What the task asks:
All records are to be retyped faithfully and completely.

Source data
===============

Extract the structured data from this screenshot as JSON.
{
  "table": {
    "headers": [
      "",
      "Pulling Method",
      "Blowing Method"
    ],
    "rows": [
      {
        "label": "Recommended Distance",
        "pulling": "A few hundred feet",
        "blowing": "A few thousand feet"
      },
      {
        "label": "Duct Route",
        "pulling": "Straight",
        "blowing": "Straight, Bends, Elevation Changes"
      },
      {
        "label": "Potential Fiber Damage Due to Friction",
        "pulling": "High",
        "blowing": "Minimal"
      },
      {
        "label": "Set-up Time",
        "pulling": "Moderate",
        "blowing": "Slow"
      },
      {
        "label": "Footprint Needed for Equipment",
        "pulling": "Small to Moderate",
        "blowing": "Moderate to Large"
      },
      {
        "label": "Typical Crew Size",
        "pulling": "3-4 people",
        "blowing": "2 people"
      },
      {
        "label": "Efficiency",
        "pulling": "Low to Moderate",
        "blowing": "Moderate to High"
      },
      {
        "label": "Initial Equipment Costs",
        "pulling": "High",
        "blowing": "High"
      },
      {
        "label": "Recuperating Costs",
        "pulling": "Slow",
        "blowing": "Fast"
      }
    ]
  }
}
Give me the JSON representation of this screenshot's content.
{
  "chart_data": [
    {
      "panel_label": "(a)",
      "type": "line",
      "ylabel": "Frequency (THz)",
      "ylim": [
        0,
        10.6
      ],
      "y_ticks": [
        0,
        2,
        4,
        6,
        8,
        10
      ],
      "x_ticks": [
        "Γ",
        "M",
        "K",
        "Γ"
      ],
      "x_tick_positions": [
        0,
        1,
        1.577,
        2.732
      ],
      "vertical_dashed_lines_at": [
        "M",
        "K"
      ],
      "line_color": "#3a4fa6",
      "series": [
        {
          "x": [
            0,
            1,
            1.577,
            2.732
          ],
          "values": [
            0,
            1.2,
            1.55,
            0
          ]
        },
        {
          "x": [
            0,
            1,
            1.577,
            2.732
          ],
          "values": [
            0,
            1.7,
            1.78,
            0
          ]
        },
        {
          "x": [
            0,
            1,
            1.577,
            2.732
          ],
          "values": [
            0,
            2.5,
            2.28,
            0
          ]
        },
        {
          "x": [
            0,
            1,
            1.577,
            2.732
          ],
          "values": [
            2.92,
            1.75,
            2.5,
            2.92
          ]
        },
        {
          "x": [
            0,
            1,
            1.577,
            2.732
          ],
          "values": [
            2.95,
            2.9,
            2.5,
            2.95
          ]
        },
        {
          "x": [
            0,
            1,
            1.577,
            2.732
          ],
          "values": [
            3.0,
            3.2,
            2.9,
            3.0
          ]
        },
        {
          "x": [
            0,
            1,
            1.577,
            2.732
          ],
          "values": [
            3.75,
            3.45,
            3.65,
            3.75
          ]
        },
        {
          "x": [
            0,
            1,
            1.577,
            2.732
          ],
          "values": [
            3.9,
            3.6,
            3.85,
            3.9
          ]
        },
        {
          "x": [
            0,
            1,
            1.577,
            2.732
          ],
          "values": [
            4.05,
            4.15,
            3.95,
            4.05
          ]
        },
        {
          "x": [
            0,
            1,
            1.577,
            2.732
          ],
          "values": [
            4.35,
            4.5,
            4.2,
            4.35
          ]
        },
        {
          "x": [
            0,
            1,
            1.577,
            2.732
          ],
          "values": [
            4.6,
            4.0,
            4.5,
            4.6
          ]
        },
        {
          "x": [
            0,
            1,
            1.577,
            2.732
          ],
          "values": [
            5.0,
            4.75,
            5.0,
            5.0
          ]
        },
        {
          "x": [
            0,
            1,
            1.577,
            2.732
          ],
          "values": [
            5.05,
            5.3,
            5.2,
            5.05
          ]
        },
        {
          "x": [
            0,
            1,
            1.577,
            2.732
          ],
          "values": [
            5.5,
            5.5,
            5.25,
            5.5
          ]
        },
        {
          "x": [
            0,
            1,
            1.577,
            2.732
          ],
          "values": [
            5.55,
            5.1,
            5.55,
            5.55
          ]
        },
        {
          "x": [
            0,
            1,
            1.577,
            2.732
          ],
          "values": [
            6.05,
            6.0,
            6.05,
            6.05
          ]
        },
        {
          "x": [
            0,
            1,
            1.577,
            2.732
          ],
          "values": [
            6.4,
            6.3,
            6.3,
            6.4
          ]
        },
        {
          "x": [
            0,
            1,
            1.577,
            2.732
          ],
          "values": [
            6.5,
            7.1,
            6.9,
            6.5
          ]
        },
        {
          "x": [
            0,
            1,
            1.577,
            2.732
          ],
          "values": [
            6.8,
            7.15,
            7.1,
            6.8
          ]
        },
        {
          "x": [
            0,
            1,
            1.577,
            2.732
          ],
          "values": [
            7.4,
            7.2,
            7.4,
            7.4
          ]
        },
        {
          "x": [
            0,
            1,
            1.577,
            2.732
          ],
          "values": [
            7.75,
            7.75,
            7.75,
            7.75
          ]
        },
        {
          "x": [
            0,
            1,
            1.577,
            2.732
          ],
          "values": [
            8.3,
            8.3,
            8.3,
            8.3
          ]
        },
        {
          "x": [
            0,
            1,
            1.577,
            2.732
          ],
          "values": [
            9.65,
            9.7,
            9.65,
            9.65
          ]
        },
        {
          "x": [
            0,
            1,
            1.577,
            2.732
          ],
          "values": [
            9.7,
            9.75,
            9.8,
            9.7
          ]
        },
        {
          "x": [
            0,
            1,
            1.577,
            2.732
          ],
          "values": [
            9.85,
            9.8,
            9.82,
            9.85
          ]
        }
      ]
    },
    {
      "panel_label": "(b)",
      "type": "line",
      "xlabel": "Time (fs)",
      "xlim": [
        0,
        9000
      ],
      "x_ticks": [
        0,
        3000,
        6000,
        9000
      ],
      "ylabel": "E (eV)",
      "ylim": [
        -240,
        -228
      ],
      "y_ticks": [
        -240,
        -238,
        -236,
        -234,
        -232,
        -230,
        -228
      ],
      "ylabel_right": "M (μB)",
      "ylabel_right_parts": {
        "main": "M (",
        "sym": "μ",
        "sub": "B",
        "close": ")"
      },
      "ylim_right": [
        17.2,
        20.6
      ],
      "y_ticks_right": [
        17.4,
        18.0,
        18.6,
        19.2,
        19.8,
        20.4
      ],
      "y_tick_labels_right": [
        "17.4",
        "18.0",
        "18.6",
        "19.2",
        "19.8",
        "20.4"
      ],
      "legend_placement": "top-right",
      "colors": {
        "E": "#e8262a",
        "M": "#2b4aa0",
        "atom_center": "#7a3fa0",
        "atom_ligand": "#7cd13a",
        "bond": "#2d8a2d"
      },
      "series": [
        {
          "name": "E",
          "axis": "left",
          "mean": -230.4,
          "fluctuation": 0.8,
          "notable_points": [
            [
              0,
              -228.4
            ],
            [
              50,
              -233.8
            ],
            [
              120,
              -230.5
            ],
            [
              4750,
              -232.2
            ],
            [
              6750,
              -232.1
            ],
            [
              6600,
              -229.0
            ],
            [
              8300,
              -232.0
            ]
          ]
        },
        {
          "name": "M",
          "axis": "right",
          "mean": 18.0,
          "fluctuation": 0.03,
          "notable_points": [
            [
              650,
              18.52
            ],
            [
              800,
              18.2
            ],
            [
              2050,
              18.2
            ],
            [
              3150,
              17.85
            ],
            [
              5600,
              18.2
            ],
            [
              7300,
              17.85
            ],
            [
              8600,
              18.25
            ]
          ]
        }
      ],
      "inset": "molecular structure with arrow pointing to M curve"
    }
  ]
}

===============

Response to the exercise:
Extract the structured data from this screenshot as JSON.
{
  "table": {
    "headers": [
      "",
      "Pulling Method",
      "Blowing Method"
    ],
    "rows": [
      {
        "label": "Recommended Distance",
        "pulling": "A few hundred feet",
        "blowing": "A few thousand feet"
      },
      {
        "label": "Duct Route",
        "pulling": "Straight",
        "blowing": "Straight, Bends, Elevation Changes"
      },
      {
        "label": "Potential Fiber Damage Due to Friction",
        "pulling": "High",
        "blowing": "Minimal"
      },
      {
        "label": "Set-up Time",
        "pulling": "Moderate",
        "blowing": "Slow"
      },
      {
        "label": "Footprint Needed for Equipment",
        "pulling": "Small to Moderate",
        "blowing": "Moderate to Large"
      },
      {
        "label": "Typical Crew Size",
        "pulling": "3-4 people",
        "blowing": "2 people"
      },
      {
        "label": "Efficiency",
        "pulling": "Low to Moderate",
        "blowing": "Moderate to High"
      },
      {
        "label": "Initial Equipment Costs",
        "pulling": "High",
        "blowing": "High"
      },
      {
        "label": "Recuperating Costs",
        "pulling": "Slow",
        "blowing": "Fast"
      }
    ]
  }
}
Give me the JSON representation of this screenshot's content.
{
  "chart_data": [
    {
      "panel_label": "(a)",
      "type": "line",
      "ylabel": "Frequency (THz)",
      "ylim": [
        0,
        10.6
      ],
      "y_ticks": [
        0,
        2,
        4,
        6,
        8,
        10
      ],
      "x_ticks": [
        "Γ",
        "M",
        "K",
        "Γ"
      ],
      "x_tick_positions": [
        0,
        1,
        1.577,
        2.732
      ],
      "vertical_dashed_lines_at": [
        "M",
        "K"
      ],
      "line_color": "#3a4fa6",
      "series": [
        {
          "x": [
            0,
            1,
            1.577,
            2.732
          ],
          "values": [
            0,
            1.2,
            1.55,
            0
          ]
        },
        {
          "x": [
            0,
            1,
            1.577,
            2.732
          ],
          "values": [
            0,
            1.7,
            1.78,
            0
          ]
        },
        {
          "x": [
            0,
            1,
            1.577,
            2.732
          ],
          "values": [
            0,
            2.5,
            2.28,
            0
          ]
        },
        {
          "x": [
            0,
            1,
            1.577,
            2.732
          ],
          "values": [
            2.92,
            1.75,
            2.5,
            2.92
          ]
        },
        {
          "x": [
            0,
            1,
            1.577,
            2.732
          ],
          "values": [
            2.95,
            2.9,
            2.5,
            2.95
          ]
        },
        {
          "x": [
            0,
            1,
            1.577,
            2.732
          ],
          "values": [
            3.0,
            3.2,
            2.9,
            3.0
          ]
        },
        {
          "x": [
            0,
            1,
            1.577,
            2.732
          ],
          "values": [
            3.75,
            3.45,
            3.65,
            3.75
          ]
        },
        {
          "x": [
            0,
            1,
            1.577,
            2.732
          ],
          "values": [
            3.9,
            3.6,
            3.85,
            3.9
          ]
        },
        {
          "x": [
            0,
            1,
            1.577,
            2.732
          ],
          "values": [
            4.05,
            4.15,
            3.95,
            4.05
          ]
        },
        {
          "x": [
            0,
            1,
            1.577,
            2.732
          ],
          "values": [
            4.35,
            4.5,
            4.2,
            4.35
          ]
        },
        {
          "x": [
            0,
            1,
            1.577,
            2.732
          ],
          "values": [
            4.6,
            4.0,
            4.5,
            4.6
          ]
        },
        {
          "x": [
            0,
            1,
            1.577,
            2.732
          ],
          "values": [
            5.0,
            4.75,
            5.0,
            5.0
          ]
        },
        {
          "x": [
            0,
            1,
            1.577,
            2.732
          ],
          "values": [
            5.05,
            5.3,
            5.2,
            5.05
          ]
        },
        {
          "x": [
            0,
            1,
            1.577,
            2.732
          ],
          "values": [
            5.5,
            5.5,
            5.25,
            5.5
          ]
        },
        {
          "x": [
            0,
            1,
            1.577,
            2.732
          ],
          "values": [
            5.55,
            5.1,
            5.55,
            5.55
          ]
        },
        {
          "x": [
            0,
            1,
            1.577,
            2.732
          ],
          "values": [
            6.05,
            6.0,
            6.05,
            6.05
          ]
        },
        {
          "x": [
            0,
            1,
            1.577,
            2.732
          ],
          "values": [
            6.4,
            6.3,
            6.3,
            6.4
          ]
        },
        {
          "x": [
            0,
            1,
            1.577,
            2.732
          ],
          "values": [
            6.5,
            7.1,
            6.9,
            6.5
          ]
        },
        {
          "x": [
            0,
            1,
            1.577,
            2.732
          ],
          "values": [
            6.8,
            7.15,
            7.1,
            6.8
          ]
        },
        {
          "x": [
            0,
            1,
            1.577,
            2.732
          ],
          "values": [
            7.4,
            7.2,
            7.4,
            7.4
          ]
        },
        {
          "x": [
            0,
            1,
            1.577,
            2.732
          ],
          "values": [
            7.75,
            7.75,
            7.75,
            7.75
          ]
        },
        {
          "x": [
            0,
            1,
            1.577,
            2.732
          ],
          "values": [
            8.3,
            8.3,
            8.3,
            8.3
          ]
        },
        {
          "x": [
            0,
            1,
            1.577,
            2.732
          ],
          "values": [
            9.65,
            9.7,
            9.65,
            9.65
          ]
        },
        {
          "x": [
            0,
            1,
            1.577,
            2.732
          ],
          "values": [
            9.7,
            9.75,
            9.8,
            9.7
          ]
        },
        {
          "x": [
            0,
            1,
            1.577,
            2.732
          ],
          "values": [
            9.85,
            9.8,
            9.82,
            9.85
          ]
        }
      ]
    },
    {
      "panel_label": "(b)",
      "type": "line",
      "xlabel": "Time (fs)",
      "xlim": [
        0,
        9000
      ],
      "x_ticks": [
        0,
        3000,
        6000,
        9000
      ],
      "ylabel": "E (eV)",
      "ylim": [
        -240,
        -228
      ],
      "y_ticks": [
        -240,
        -238,
        -236,
        -234,
        -232,
        -230,
        -228
      ],
      "ylabel_right": "M (μB)",
      "ylabel_right_parts": {
        "main": "M (",
        "sym": "μ",
        "sub": "B",
        "close": ")"
      },
      "ylim_right": [
        17.2,
        20.6
      ],
      "y_ticks_right": [
        17.4,
        18.0,
        18.6,
        19.2,
        19.8,
        20.4
      ],
      "y_tick_labels_right": [
        "17.4",
        "18.0",
        "18.6",
        "19.2",
        "19.8",
        "20.4"
      ],
      "legend_placement": "top-right",
      "colors": {
        "E": "#e8262a",
        "M": "#2b4aa0",
        "atom_center": "#7a3fa0",
        "atom_ligand": "#7cd13a",
        "bond": "#2d8a2d"
      },
      "series": [
        {
          "name": "E",
          "axis": "left",
          "mean": -230.4,
          "fluctuation": 0.8,
          "notable_points": [
            [
              0,
              -228.4
            ],
            [
              50,
              -233.8
            ],
            [
              120,
              -230.5
            ],
            [
              4750,
              -232.2
            ],
            [
              6750,
              -232.1
            ],
            [
              6600,
              -229.0
            ],
            [
              8300,
              -232.0
            ]
          ]
        },
        {
          "name": "M",
          "axis": "right",
          "mean": 18.0,
          "fluctuation": 0.03,
          "notable_points": [
            [
              650,
              18.52
            ],
            [
              800,
              18.2
            ],
            [
              2050,
              18.2
            ],
            [
              3150,
              17.85
            ],
            [
              5600,
              18.2
            ],
            [
              7300,
              17.85
            ],
            [
              8600,
              18.25
            ]
          ]
        }
      ],
      "inset": "molecular structure with arrow pointing to M curve"
    }
  ]
}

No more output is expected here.